# Direction
Each line below should be quoted exactly, please.

# Provided data

* * * * * * * * *

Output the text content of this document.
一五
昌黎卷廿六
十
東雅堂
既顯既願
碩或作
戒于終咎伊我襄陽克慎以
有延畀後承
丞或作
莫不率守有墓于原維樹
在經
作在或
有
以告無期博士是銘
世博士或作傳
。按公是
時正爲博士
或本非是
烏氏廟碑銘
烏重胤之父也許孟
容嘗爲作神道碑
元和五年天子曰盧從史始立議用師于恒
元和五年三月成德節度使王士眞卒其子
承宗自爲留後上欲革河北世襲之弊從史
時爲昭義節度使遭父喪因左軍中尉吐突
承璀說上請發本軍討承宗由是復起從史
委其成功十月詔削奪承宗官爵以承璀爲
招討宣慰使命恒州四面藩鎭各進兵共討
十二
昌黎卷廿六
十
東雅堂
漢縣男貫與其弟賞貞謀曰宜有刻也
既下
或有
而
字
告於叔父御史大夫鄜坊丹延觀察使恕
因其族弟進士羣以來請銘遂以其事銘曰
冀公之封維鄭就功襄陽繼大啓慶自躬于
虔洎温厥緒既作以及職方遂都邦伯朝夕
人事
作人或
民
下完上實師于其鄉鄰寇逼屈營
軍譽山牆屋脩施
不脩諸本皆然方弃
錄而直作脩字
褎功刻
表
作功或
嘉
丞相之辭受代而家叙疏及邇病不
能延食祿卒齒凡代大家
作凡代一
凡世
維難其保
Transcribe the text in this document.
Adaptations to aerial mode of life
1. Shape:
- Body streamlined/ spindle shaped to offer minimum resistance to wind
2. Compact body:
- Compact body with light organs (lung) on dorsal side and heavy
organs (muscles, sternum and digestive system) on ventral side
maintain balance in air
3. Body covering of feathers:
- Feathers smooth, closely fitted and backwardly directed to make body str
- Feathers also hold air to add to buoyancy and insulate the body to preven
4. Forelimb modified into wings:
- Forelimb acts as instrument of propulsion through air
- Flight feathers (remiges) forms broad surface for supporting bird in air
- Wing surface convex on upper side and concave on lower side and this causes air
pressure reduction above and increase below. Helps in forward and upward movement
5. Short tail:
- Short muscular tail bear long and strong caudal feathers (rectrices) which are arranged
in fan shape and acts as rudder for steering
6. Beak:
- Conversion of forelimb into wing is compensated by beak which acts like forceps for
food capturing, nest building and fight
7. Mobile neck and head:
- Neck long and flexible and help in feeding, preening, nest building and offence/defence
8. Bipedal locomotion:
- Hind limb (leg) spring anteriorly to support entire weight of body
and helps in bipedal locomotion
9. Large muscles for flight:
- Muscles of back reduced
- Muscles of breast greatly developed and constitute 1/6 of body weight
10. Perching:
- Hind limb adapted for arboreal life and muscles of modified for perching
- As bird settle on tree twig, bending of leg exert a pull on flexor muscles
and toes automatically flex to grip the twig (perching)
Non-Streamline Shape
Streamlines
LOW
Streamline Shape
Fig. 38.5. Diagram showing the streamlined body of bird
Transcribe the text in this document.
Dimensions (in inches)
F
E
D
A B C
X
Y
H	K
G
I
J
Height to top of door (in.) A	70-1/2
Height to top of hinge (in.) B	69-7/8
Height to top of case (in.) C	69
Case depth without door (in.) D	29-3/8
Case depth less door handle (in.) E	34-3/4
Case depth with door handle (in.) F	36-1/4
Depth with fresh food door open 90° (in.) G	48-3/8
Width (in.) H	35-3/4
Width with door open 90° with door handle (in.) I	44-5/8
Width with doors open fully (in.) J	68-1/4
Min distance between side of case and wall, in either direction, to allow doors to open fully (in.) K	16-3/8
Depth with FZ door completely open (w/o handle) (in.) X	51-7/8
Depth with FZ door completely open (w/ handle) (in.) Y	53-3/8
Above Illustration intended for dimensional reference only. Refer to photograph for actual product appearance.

* * * * * * * * *

# Output for this exercise
Output the text content of this document.
一五
昌黎卷廿六
十
東雅堂
既顯既願
碩或作
戒于終咎伊我襄陽克慎以
有延畀後承
丞或作
莫不率守有墓于原維樹
在經
作在或
有
以告無期博士是銘
世博士或作傳
。按公是
時正爲博士
或本非是
烏氏廟碑銘
烏重胤之父也許孟
容嘗爲作神道碑
元和五年天子曰盧從史始立議用師于恒
元和五年三月成德節度使王士眞卒其子
承宗自爲留後上欲革河北世襲之弊從史
時爲昭義節度使遭父喪因左軍中尉吐突
承璀說上請發本軍討承宗由是復起從史
委其成功十月詔削奪承宗官爵以承璀爲
招討宣慰使命恒州四面藩鎭各進兵共討
十二
昌黎卷廿六
十
東雅堂
漢縣男貫與其弟賞貞謀曰宜有刻也
既下
或有
而
字
告於叔父御史大夫鄜坊丹延觀察使恕
因其族弟進士羣以來請銘遂以其事銘曰
冀公之封維鄭就功襄陽繼大啓慶自躬于
虔洎温厥緒既作以及職方遂都邦伯朝夕
人事
作人或
民
下完上實師于其鄉鄰寇逼屈營
軍譽山牆屋脩施
不脩諸本皆然方弃
錄而直作脩字
褎功刻
表
作功或
嘉
丞相之辭受代而家叙疏及邇病不
能延食祿卒齒凡代大家
作凡代一
凡世
維難其保
Transcribe the text in this document.
Adaptations to aerial mode of life
1. Shape:
- Body streamlined/ spindle shaped to offer minimum resistance to wind
2. Compact body:
- Compact body with light organs (lung) on dorsal side and heavy
organs (muscles, sternum and digestive system) on ventral side
maintain balance in air
3. Body covering of feathers:
- Feathers smooth, closely fitted and backwardly directed to make body str
- Feathers also hold air to add to buoyancy and insulate the body to preven
4. Forelimb modified into wings:
- Forelimb acts as instrument of propulsion through air
- Flight feathers (remiges) forms broad surface for supporting bird in air
- Wing surface convex on upper side and concave on lower side and this causes air
pressure reduction above and increase below. Helps in forward and upward movement
5. Short tail:
- Short muscular tail bear long and strong caudal feathers (rectrices) which are arranged
in fan shape and acts as rudder for steering
6. Beak:
- Conversion of forelimb into wing is compensated by beak which acts like forceps for
food capturing, nest building and fight
7. Mobile neck and head:
- Neck long and flexible and help in feeding, preening, nest building and offence/defence
8. Bipedal locomotion:
- Hind limb (leg) spring anteriorly to support entire weight of body
and helps in bipedal locomotion
9. Large muscles for flight:
- Muscles of back reduced
- Muscles of breast greatly developed and constitute 1/6 of body weight
10. Perching:
- Hind limb adapted for arboreal life and muscles of modified for perching
- As bird settle on tree twig, bending of leg exert a pull on flexor muscles
and toes automatically flex to grip the twig (perching)
Non-Streamline Shape
Streamlines
LOW
Streamline Shape
Fig. 38.5. Diagram showing the streamlined body of bird
Transcribe the text in this document.
Dimensions (in inches)
F
E
D
A B C
X
Y
H	K
G
I
J
Height to top of door (in.) A	70-1/2
Height to top of hinge (in.) B	69-7/8
Height to top of case (in.) C	69
Case depth without door (in.) D	29-3/8
Case depth less door handle (in.) E	34-3/4
Case depth with door handle (in.) F	36-1/4
Depth with fresh food door open 90° (in.) G	48-3/8
Width (in.) H	35-3/4
Width with door open 90° with door handle (in.) I	44-5/8
Width with doors open fully (in.) J	68-1/4
Min distance between side of case and wall, in either direction, to allow doors to open fully (in.) K	16-3/8
Depth with FZ door completely open (w/o handle) (in.) X	51-7/8
Depth with FZ door completely open (w/ handle) (in.) Y	53-3/8
Above Illustration intended for dimensional reference only. Refer to photograph for actual product appearance.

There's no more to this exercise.